| SOURCE DATA |
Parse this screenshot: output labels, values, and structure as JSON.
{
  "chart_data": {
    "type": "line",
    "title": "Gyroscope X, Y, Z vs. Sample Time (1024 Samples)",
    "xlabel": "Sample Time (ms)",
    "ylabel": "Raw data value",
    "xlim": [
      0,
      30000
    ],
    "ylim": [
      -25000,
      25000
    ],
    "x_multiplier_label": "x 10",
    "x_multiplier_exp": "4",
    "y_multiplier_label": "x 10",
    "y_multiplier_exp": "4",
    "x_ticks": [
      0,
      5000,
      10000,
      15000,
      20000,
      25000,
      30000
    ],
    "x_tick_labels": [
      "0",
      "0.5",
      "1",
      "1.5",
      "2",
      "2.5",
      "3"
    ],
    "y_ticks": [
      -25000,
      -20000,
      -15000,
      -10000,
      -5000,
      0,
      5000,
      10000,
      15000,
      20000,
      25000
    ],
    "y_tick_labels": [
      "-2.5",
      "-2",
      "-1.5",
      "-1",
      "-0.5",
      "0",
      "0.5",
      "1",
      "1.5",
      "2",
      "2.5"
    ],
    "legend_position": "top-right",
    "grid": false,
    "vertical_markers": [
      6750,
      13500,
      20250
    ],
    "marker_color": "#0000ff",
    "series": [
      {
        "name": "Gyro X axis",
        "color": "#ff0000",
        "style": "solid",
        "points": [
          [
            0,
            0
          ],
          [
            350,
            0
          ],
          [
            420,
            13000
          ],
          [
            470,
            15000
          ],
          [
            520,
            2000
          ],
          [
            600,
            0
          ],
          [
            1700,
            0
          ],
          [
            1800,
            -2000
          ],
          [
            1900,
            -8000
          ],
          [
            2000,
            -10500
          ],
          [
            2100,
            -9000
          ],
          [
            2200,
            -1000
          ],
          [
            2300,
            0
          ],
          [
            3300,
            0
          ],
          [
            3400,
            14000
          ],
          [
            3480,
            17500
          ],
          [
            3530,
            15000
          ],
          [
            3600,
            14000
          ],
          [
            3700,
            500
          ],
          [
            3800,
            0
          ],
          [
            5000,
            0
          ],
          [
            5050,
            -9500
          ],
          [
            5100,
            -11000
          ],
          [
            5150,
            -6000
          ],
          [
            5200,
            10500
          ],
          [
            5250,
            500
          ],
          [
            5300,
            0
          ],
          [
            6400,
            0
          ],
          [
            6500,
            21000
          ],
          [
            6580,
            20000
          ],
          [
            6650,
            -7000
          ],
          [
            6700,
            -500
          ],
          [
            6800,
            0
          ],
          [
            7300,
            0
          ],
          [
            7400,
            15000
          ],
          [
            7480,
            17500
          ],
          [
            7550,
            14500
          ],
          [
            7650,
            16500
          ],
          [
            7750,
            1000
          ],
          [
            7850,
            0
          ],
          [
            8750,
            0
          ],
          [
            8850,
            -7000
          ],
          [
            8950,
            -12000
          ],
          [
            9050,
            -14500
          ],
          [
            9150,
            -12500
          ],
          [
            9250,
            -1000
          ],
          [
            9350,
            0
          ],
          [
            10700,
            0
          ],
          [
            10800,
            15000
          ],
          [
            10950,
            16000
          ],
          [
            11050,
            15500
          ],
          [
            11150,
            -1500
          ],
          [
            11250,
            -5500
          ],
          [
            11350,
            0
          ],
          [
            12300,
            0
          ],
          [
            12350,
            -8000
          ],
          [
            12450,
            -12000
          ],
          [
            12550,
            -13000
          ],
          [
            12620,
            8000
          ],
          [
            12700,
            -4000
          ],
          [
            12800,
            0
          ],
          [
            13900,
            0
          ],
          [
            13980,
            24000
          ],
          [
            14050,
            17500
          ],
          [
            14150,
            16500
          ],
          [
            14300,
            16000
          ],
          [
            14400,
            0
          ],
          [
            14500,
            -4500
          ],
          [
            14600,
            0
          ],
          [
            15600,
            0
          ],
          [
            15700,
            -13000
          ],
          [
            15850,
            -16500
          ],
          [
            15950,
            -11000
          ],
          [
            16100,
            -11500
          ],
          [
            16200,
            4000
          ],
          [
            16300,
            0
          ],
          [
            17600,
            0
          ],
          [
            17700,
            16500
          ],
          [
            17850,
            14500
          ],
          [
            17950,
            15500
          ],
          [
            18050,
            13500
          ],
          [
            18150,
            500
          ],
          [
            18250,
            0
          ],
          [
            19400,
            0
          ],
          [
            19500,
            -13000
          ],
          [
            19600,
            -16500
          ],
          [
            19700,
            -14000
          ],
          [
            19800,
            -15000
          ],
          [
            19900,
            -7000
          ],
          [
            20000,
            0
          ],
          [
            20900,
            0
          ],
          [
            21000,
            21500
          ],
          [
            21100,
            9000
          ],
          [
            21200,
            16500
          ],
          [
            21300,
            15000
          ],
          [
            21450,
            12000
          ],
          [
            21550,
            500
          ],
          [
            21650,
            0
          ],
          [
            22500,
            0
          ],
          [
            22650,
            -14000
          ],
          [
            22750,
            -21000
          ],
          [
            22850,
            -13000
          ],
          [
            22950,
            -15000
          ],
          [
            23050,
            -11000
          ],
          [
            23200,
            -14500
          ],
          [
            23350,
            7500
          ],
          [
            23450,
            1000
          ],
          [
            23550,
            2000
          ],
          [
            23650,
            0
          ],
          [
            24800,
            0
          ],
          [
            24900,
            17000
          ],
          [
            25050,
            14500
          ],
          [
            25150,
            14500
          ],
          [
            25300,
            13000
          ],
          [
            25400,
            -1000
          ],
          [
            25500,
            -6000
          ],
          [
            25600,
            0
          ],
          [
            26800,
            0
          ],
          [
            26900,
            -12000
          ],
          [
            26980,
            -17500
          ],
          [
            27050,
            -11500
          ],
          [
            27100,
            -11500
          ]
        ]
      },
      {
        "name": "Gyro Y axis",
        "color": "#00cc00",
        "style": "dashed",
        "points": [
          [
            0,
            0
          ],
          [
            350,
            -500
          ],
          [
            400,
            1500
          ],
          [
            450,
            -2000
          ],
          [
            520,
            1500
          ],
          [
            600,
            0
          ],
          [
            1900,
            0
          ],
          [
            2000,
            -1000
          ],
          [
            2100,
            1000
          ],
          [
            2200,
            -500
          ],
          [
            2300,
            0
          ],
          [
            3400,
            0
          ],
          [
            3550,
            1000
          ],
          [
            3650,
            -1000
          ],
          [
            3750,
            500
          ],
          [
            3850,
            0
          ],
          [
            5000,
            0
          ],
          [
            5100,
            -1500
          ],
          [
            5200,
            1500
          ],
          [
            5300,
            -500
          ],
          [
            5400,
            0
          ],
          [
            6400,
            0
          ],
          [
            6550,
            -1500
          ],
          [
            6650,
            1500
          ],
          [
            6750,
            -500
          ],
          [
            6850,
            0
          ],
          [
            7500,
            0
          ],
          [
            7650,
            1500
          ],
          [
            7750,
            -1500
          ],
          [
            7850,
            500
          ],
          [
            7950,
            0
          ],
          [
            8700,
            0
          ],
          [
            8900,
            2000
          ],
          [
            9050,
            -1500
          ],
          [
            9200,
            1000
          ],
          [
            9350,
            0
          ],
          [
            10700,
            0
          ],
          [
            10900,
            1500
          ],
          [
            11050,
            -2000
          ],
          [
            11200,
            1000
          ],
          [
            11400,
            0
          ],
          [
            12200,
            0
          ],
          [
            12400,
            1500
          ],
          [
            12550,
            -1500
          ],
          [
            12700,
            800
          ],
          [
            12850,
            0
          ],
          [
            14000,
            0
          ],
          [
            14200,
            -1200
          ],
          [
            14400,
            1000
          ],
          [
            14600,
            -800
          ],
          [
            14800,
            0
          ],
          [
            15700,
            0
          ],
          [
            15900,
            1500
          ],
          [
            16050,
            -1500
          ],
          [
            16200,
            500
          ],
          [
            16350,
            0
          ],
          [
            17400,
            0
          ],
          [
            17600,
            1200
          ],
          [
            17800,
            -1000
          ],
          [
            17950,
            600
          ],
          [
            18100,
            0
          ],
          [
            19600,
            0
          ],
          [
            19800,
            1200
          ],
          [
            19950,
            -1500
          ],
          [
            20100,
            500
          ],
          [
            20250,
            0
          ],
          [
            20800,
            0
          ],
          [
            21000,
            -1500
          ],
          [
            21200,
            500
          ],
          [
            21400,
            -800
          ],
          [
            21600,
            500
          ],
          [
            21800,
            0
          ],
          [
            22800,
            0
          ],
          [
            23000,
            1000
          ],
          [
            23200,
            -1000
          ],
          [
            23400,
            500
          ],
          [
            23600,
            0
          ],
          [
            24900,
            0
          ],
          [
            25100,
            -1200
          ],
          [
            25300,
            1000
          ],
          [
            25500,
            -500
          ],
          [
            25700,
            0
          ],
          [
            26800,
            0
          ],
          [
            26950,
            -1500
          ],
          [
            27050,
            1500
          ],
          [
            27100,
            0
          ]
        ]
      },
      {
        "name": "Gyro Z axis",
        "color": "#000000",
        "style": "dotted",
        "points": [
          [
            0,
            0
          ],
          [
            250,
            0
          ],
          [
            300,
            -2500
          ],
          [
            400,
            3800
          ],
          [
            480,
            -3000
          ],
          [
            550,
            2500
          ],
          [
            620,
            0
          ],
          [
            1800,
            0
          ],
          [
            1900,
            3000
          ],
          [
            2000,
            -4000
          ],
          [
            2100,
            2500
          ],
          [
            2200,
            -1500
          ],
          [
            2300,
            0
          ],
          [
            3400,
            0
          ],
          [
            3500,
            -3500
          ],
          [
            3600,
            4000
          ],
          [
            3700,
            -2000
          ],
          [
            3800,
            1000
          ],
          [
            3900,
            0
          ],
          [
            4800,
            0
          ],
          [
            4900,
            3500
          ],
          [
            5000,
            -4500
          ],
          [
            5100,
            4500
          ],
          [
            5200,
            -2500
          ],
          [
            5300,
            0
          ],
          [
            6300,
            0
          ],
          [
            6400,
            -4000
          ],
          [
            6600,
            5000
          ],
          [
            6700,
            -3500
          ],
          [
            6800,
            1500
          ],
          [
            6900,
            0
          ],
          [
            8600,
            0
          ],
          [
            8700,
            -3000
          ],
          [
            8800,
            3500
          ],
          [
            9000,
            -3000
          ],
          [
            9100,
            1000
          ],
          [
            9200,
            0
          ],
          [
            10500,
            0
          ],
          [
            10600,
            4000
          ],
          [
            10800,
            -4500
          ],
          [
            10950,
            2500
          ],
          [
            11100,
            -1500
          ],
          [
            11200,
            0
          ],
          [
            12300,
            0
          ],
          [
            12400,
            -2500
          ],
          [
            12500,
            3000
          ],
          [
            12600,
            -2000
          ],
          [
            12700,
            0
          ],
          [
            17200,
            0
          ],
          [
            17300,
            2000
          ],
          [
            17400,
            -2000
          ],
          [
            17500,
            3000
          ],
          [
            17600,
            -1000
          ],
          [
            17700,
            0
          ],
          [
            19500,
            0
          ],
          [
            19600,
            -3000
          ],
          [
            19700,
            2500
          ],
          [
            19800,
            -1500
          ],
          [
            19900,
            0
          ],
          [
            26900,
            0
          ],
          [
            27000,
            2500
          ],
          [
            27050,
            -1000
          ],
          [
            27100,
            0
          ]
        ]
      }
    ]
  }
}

==

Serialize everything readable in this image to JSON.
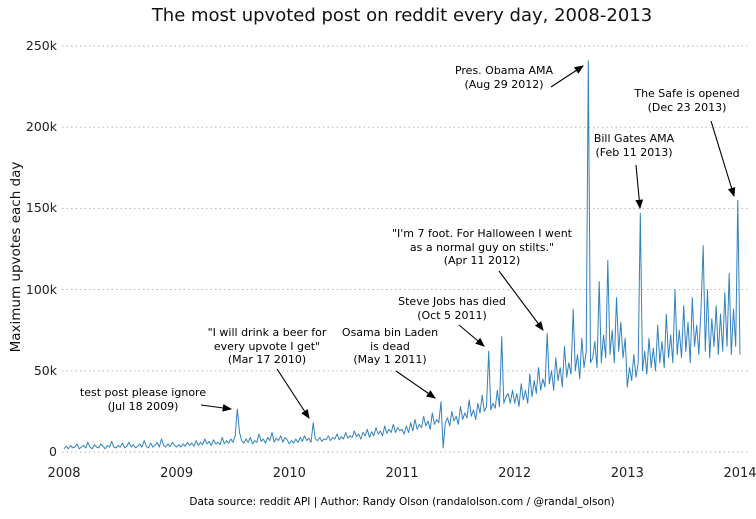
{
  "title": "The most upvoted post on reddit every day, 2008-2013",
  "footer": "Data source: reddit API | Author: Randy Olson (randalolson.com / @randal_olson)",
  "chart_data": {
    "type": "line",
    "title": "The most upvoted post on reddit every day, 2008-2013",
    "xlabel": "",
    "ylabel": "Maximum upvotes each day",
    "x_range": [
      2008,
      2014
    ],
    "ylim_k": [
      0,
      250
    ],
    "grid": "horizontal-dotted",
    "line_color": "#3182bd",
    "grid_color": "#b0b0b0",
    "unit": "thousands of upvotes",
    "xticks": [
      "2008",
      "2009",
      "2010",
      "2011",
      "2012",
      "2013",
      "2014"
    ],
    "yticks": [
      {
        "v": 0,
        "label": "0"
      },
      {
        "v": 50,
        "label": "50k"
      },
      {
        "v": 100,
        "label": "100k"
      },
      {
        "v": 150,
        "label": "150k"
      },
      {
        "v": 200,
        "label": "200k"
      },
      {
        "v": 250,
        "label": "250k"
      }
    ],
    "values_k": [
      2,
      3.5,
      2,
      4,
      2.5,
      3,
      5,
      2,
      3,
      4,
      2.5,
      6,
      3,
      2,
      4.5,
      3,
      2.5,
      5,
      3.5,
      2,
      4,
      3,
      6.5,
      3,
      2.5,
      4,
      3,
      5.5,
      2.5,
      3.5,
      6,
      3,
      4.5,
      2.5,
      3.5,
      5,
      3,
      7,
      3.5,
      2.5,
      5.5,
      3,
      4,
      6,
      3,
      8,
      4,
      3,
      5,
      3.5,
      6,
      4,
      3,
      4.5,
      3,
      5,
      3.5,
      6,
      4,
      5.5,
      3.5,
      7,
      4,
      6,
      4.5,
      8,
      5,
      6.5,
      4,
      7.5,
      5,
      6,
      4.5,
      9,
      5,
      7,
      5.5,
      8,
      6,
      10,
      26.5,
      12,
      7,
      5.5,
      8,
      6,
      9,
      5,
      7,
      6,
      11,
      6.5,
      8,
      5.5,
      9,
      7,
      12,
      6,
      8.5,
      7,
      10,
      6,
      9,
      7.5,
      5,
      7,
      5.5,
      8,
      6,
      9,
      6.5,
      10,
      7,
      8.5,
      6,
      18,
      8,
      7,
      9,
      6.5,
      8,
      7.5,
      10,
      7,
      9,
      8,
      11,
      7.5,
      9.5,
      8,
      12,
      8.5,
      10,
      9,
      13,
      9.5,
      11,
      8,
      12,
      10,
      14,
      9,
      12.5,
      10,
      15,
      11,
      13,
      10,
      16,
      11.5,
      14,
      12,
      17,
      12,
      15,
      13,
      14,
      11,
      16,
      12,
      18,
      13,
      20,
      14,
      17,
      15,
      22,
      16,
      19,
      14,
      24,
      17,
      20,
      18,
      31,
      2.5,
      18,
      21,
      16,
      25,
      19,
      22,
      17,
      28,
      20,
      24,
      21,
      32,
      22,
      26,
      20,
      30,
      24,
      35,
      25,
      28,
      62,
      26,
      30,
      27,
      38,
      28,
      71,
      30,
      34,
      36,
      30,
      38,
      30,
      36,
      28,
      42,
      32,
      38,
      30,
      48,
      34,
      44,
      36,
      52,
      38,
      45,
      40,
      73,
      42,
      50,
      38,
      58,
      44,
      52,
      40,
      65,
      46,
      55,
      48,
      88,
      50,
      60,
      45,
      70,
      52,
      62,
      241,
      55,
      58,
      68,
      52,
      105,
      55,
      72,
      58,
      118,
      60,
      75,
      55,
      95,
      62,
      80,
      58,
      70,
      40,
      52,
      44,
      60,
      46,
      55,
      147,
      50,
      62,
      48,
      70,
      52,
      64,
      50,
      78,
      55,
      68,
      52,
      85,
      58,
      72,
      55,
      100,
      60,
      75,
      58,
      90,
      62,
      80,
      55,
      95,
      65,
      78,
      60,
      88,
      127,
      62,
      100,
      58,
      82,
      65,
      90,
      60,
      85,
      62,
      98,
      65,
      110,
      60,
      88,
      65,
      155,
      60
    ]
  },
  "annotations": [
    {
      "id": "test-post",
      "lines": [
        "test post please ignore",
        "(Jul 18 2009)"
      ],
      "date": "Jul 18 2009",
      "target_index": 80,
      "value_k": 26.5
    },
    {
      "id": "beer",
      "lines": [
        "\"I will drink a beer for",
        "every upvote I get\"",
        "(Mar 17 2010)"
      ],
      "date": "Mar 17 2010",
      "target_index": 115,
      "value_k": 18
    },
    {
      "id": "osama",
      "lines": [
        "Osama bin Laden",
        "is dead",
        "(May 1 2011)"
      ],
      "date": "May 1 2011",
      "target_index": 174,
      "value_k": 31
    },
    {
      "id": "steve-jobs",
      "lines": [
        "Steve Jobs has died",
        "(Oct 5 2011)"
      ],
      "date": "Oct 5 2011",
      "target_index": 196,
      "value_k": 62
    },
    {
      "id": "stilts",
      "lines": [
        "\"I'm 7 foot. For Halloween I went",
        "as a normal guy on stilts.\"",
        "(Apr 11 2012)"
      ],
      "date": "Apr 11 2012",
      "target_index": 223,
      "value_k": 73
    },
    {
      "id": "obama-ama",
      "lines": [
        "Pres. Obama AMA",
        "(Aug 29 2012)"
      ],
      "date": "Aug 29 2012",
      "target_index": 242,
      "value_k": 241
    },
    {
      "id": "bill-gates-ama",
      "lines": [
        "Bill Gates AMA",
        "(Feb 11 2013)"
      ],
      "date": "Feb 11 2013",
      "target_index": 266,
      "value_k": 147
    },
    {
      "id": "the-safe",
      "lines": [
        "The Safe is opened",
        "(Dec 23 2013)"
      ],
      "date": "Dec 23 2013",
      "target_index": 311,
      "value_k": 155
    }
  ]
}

| WHAT IS NEEDED |
Give the number of lines in the entries that include the string "post", and nothing more.

| COMPLETED EXERCISE |
4